• _WRITTEN PROBLEM_
What is the number of lines in these entries that contain "text"? State it alone.
# # # # # # #
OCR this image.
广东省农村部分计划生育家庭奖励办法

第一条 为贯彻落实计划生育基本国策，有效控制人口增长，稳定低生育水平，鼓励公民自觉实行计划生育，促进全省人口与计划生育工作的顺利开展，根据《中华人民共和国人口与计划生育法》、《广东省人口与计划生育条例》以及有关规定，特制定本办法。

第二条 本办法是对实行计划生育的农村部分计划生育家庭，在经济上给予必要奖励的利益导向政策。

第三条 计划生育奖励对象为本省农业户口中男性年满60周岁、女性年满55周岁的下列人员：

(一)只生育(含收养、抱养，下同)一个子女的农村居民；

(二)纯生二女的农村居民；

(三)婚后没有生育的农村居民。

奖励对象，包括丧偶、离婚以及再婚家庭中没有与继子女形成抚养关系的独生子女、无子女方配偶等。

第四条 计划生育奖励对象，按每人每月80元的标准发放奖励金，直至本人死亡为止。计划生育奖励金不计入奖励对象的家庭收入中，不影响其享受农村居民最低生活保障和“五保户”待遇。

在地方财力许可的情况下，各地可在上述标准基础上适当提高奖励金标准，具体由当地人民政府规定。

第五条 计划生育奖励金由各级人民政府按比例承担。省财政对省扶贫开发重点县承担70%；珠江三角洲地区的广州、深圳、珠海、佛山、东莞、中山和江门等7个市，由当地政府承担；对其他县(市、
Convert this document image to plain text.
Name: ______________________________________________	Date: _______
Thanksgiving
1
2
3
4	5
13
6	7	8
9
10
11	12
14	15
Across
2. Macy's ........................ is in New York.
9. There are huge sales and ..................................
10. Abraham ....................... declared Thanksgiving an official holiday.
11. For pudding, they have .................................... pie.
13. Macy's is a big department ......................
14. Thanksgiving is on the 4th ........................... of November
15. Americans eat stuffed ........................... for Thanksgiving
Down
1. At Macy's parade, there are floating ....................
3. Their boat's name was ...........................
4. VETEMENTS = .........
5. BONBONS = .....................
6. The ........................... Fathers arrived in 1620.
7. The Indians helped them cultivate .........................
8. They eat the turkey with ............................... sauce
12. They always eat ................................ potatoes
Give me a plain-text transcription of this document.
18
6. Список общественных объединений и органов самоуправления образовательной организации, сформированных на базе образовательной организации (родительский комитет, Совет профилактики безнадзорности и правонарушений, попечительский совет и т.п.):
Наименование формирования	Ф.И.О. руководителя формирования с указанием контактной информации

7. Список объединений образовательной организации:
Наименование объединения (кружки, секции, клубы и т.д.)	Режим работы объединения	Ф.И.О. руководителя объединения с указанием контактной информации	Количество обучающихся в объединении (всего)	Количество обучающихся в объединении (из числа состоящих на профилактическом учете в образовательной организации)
# # # # # # #
• _COMPLETE OUTPUT_
2